WRITTEN PROBLEM: Each line of the listing that contains the word "username" is to be copied.

DATA PROVIDED:
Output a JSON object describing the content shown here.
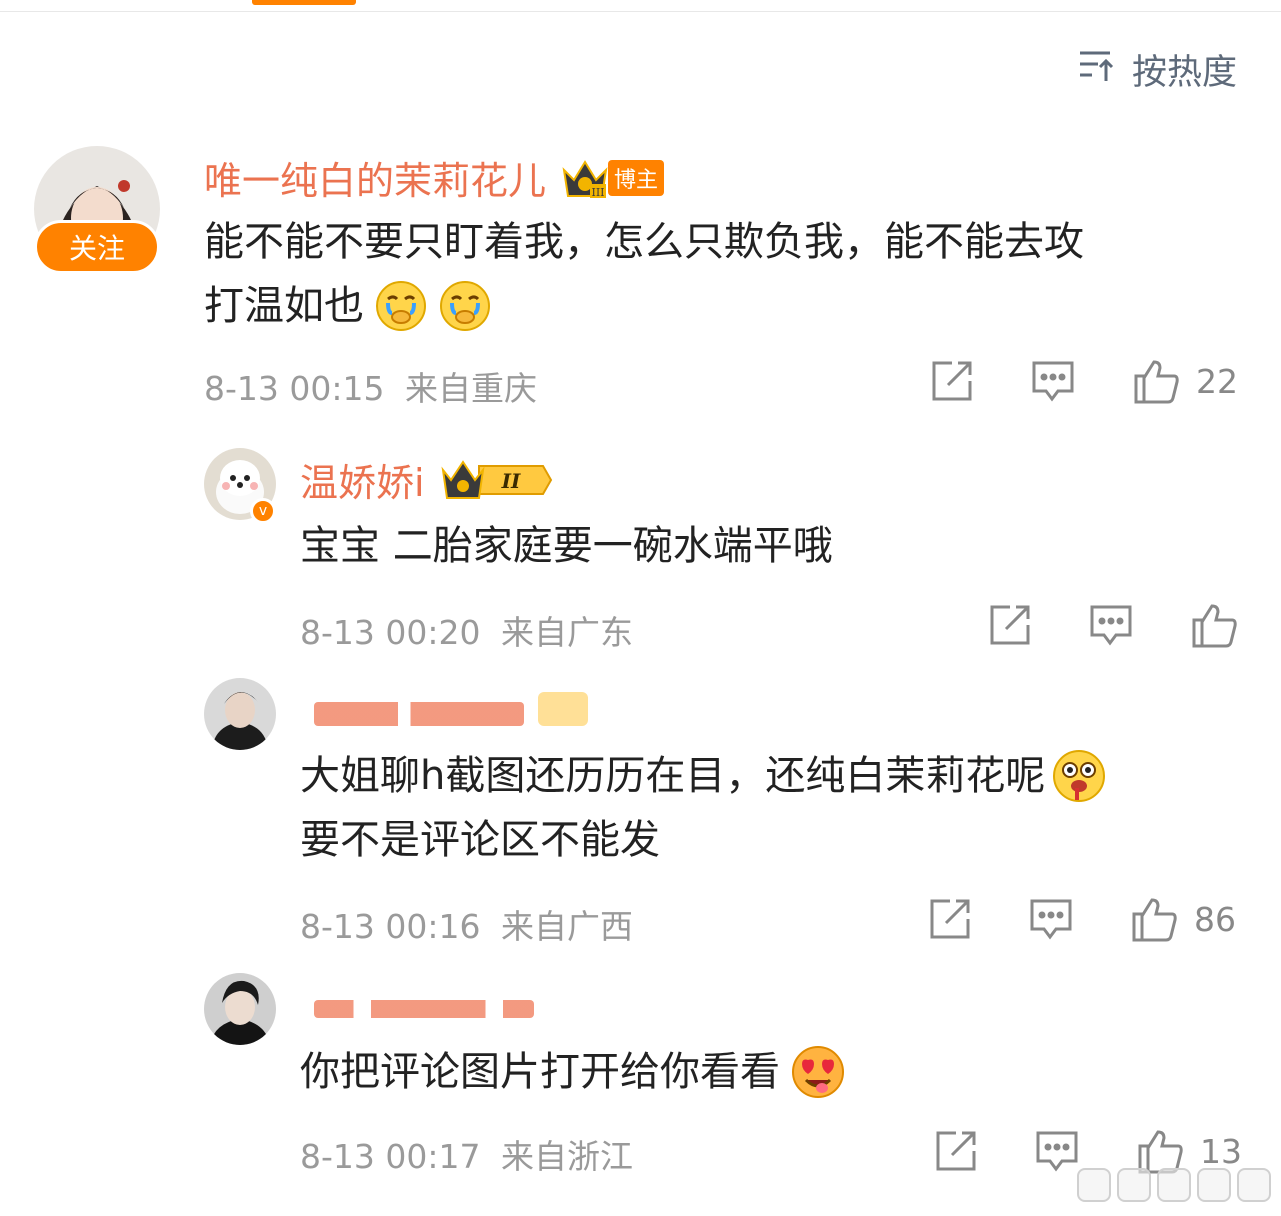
{
  "sort": {
    "label": "按热度",
    "icon": "sort-icon"
  },
  "comments": [
    {
      "username": "唯一纯白的茉莉花儿",
      "badge": "博主",
      "follow_label": "关注",
      "text_line1": "能不能不要只盯着我，怎么只欺负我，能不能去攻",
      "text_line2": "打温如也",
      "emojis": [
        "cry-emoji",
        "cry-emoji"
      ],
      "date": "8-13 00:15",
      "location": "来自重庆",
      "likes": "22"
    },
    {
      "username": "温娇娇i",
      "level": "II",
      "text_line1": "宝宝 二胎家庭要一碗水端平哦",
      "date": "8-13 00:20",
      "location": "来自广东",
      "likes": ""
    },
    {
      "username": "",
      "text_line1": "大姐聊h截图还历历在目，还纯白茉莉花呢",
      "text_line2": "要不是评论区不能发",
      "emojis": [
        "tongue-bleeding-emoji"
      ],
      "date": "8-13 00:16",
      "location": "来自广西",
      "likes": "86"
    },
    {
      "username": "",
      "text_line1": "你把评论图片打开给你看看",
      "emojis": [
        "heart-eyes-emoji"
      ],
      "date": "8-13 00:17",
      "location": "来自浙江",
      "likes": "13"
    }
  ],
  "colors": {
    "accent": "#ff8200",
    "username": "#eb7350",
    "meta": "#9a9a9a"
  }
}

PROBLEM SOLUTION:
      "username": "唯一纯白的茉莉花儿",
      "username": "温娇娇i",
      "username": "",
      "username": "",
    "username": "#eb7350",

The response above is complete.